Stated task:
Write out all entries word for word.

Source material:
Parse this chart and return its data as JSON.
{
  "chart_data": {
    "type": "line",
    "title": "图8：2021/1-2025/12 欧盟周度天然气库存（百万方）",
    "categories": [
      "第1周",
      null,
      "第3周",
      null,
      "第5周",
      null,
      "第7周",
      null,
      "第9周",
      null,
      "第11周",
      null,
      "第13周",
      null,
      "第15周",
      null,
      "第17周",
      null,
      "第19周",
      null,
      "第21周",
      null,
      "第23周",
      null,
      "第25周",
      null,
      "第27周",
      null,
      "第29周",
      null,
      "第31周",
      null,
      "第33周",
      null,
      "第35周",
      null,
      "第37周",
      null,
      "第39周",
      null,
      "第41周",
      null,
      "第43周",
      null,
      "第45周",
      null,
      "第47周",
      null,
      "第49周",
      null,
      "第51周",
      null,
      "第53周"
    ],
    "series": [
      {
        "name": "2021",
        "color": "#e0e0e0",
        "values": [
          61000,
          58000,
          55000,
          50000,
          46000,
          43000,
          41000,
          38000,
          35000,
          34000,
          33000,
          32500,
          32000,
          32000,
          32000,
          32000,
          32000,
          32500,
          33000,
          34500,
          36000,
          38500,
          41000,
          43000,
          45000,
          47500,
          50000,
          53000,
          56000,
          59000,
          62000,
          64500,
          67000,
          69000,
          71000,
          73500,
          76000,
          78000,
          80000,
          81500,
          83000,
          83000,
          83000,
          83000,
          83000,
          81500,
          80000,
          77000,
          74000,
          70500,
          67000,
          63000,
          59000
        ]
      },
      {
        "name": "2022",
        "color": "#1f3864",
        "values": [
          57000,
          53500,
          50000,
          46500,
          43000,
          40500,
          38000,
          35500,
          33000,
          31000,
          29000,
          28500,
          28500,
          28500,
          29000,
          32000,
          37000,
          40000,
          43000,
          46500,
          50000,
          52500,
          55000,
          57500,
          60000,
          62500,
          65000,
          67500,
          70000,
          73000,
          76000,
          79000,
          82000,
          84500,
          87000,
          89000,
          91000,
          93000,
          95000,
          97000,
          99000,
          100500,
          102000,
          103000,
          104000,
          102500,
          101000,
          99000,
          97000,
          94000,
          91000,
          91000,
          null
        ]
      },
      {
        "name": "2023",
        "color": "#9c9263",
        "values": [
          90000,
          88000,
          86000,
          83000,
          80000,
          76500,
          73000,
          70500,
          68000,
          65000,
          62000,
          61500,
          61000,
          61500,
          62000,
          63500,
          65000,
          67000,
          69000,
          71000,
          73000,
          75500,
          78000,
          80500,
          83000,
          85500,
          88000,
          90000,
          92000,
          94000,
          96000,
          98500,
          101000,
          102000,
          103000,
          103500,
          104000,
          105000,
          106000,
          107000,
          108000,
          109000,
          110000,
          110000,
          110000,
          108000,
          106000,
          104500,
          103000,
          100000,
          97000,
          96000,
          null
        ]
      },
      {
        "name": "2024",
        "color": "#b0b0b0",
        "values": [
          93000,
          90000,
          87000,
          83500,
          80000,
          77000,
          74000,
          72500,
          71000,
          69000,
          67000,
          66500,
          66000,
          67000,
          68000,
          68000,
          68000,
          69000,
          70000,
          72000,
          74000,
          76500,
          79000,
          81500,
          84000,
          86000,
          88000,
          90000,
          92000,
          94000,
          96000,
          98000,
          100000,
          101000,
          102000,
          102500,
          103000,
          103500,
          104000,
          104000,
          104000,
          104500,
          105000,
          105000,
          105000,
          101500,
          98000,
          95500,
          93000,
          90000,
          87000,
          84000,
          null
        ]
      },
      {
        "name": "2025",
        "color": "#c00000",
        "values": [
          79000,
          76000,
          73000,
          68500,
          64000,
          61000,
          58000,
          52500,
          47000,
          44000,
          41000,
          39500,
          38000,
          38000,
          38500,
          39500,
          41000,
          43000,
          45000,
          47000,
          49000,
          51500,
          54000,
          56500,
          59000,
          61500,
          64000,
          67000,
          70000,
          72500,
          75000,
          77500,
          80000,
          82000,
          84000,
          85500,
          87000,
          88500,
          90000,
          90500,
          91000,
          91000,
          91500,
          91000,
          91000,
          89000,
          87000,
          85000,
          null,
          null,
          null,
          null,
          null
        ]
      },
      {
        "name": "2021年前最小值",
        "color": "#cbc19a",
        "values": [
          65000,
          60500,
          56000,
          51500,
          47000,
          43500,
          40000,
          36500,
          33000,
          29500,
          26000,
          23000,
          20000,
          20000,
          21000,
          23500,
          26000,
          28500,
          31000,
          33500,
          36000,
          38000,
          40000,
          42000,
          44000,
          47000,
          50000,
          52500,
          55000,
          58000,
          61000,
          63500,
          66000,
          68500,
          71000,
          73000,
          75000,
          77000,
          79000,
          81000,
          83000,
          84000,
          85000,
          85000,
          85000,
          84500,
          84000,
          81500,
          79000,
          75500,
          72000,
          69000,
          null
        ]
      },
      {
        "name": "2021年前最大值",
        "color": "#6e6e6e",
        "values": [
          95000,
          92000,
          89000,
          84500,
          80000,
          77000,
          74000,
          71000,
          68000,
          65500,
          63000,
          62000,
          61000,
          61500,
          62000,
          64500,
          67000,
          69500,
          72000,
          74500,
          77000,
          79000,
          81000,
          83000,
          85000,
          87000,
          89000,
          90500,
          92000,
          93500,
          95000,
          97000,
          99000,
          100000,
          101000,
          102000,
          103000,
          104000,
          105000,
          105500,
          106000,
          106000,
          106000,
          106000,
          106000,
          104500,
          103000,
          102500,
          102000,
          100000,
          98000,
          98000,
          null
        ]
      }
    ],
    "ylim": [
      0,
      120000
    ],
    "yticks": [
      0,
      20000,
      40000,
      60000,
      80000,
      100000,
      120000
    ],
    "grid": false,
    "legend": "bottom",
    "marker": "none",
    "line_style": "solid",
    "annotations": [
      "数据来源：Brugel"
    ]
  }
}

Exercise response:
Parse this chart and return its data as JSON.
{
  "chart_data": {
    "type": "line",
    "title": "图8：2021/1-2025/12 欧盟周度天然气库存（百万方）",
    "categories": [
      "第1周",
      null,
      "第3周",
      null,
      "第5周",
      null,
      "第7周",
      null,
      "第9周",
      null,
      "第11周",
      null,
      "第13周",
      null,
      "第15周",
      null,
      "第17周",
      null,
      "第19周",
      null,
      "第21周",
      null,
      "第23周",
      null,
      "第25周",
      null,
      "第27周",
      null,
      "第29周",
      null,
      "第31周",
      null,
      "第33周",
      null,
      "第35周",
      null,
      "第37周",
      null,
      "第39周",
      null,
      "第41周",
      null,
      "第43周",
      null,
      "第45周",
      null,
      "第47周",
      null,
      "第49周",
      null,
      "第51周",
      null,
      "第53周"
    ],
    "series": [
      {
        "name": "2021",
        "color": "#e0e0e0",
        "values": [
          61000,
          58000,
          55000,
          50000,
          46000,
          43000,
          41000,
          38000,
          35000,
          34000,
          33000,
          32500,
          32000,
          32000,
          32000,
          32000,
          32000,
          32500,
          33000,
          34500,
          36000,
          38500,
          41000,
          43000,
          45000,
          47500,
          50000,
          53000,
          56000,
          59000,
          62000,
          64500,
          67000,
          69000,
          71000,
          73500,
          76000,
          78000,
          80000,
          81500,
          83000,
          83000,
          83000,
          83000,
          83000,
          81500,
          80000,
          77000,
          74000,
          70500,
          67000,
          63000,
          59000
        ]
      },
      {
        "name": "2022",
        "color": "#1f3864",
        "values": [
          57000,
          53500,
          50000,
          46500,
          43000,
          40500,
          38000,
          35500,
          33000,
          31000,
          29000,
          28500,
          28500,
          28500,
          29000,
          32000,
          37000,
          40000,
          43000,
          46500,
          50000,
          52500,
          55000,
          57500,
          60000,
          62500,
          65000,
          67500,
          70000,
          73000,
          76000,
          79000,
          82000,
          84500,
          87000,
          89000,
          91000,
          93000,
          95000,
          97000,
          99000,
          100500,
          102000,
          103000,
          104000,
          102500,
          101000,
          99000,
          97000,
          94000,
          91000,
          91000,
          null
        ]
      },
      {
        "name": "2023",
        "color": "#9c9263",
        "values": [
          90000,
          88000,
          86000,
          83000,
          80000,
          76500,
          73000,
          70500,
          68000,
          65000,
          62000,
          61500,
          61000,
          61500,
          62000,
          63500,
          65000,
          67000,
          69000,
          71000,
          73000,
          75500,
          78000,
          80500,
          83000,
          85500,
          88000,
          90000,
          92000,
          94000,
          96000,
          98500,
          101000,
          102000,
          103000,
          103500,
          104000,
          105000,
          106000,
          107000,
          108000,
          109000,
          110000,
          110000,
          110000,
          108000,
          106000,
          104500,
          103000,
          100000,
          97000,
          96000,
          null
        ]
      },
      {
        "name": "2024",
        "color": "#b0b0b0",
        "values": [
          93000,
          90000,
          87000,
          83500,
          80000,
          77000,
          74000,
          72500,
          71000,
          69000,
          67000,
          66500,
          66000,
          67000,
          68000,
          68000,
          68000,
          69000,
          70000,
          72000,
          74000,
          76500,
          79000,
          81500,
          84000,
          86000,
          88000,
          90000,
          92000,
          94000,
          96000,
          98000,
          100000,
          101000,
          102000,
          102500,
          103000,
          103500,
          104000,
          104000,
          104000,
          104500,
          105000,
          105000,
          105000,
          101500,
          98000,
          95500,
          93000,
          90000,
          87000,
          84000,
          null
        ]
      },
      {
        "name": "2025",
        "color": "#c00000",
        "values": [
          79000,
          76000,
          73000,
          68500,
          64000,
          61000,
          58000,
          52500,
          47000,
          44000,
          41000,
          39500,
          38000,
          38000,
          38500,
          39500,
          41000,
          43000,
          45000,
          47000,
          49000,
          51500,
          54000,
          56500,
          59000,
          61500,
          64000,
          67000,
          70000,
          72500,
          75000,
          77500,
          80000,
          82000,
          84000,
          85500,
          87000,
          88500,
          90000,
          90500,
          91000,
          91000,
          91500,
          91000,
          91000,
          89000,
          87000,
          85000,
          null,
          null,
          null,
          null,
          null
        ]
      },
      {
        "name": "2021年前最小值",
        "color": "#cbc19a",
        "values": [
          65000,
          60500,
          56000,
          51500,
          47000,
          43500,
          40000,
          36500,
          33000,
          29500,
          26000,
          23000,
          20000,
          20000,
          21000,
          23500,
          26000,
          28500,
          31000,
          33500,
          36000,
          38000,
          40000,
          42000,
          44000,
          47000,
          50000,
          52500,
          55000,
          58000,
          61000,
          63500,
          66000,
          68500,
          71000,
          73000,
          75000,
          77000,
          79000,
          81000,
          83000,
          84000,
          85000,
          85000,
          85000,
          84500,
          84000,
          81500,
          79000,
          75500,
          72000,
          69000,
          null
        ]
      },
      {
        "name": "2021年前最大值",
        "color": "#6e6e6e",
        "values": [
          95000,
          92000,
          89000,
          84500,
          80000,
          77000,
          74000,
          71000,
          68000,
          65500,
          63000,
          62000,
          61000,
          61500,
          62000,
          64500,
          67000,
          69500,
          72000,
          74500,
          77000,
          79000,
          81000,
          83000,
          85000,
          87000,
          89000,
          90500,
          92000,
          93500,
          95000,
          97000,
          99000,
          100000,
          101000,
          102000,
          103000,
          104000,
          105000,
          105500,
          106000,
          106000,
          106000,
          106000,
          106000,
          104500,
          103000,
          102500,
          102000,
          100000,
          98000,
          98000,
          null
        ]
      }
    ],
    "ylim": [
      0,
      120000
    ],
    "yticks": [
      0,
      20000,
      40000,
      60000,
      80000,
      100000,
      120000
    ],
    "grid": false,
    "legend": "bottom",
    "marker": "none",
    "line_style": "solid",
    "annotations": [
      "数据来源：Brugel"
    ]
  }
}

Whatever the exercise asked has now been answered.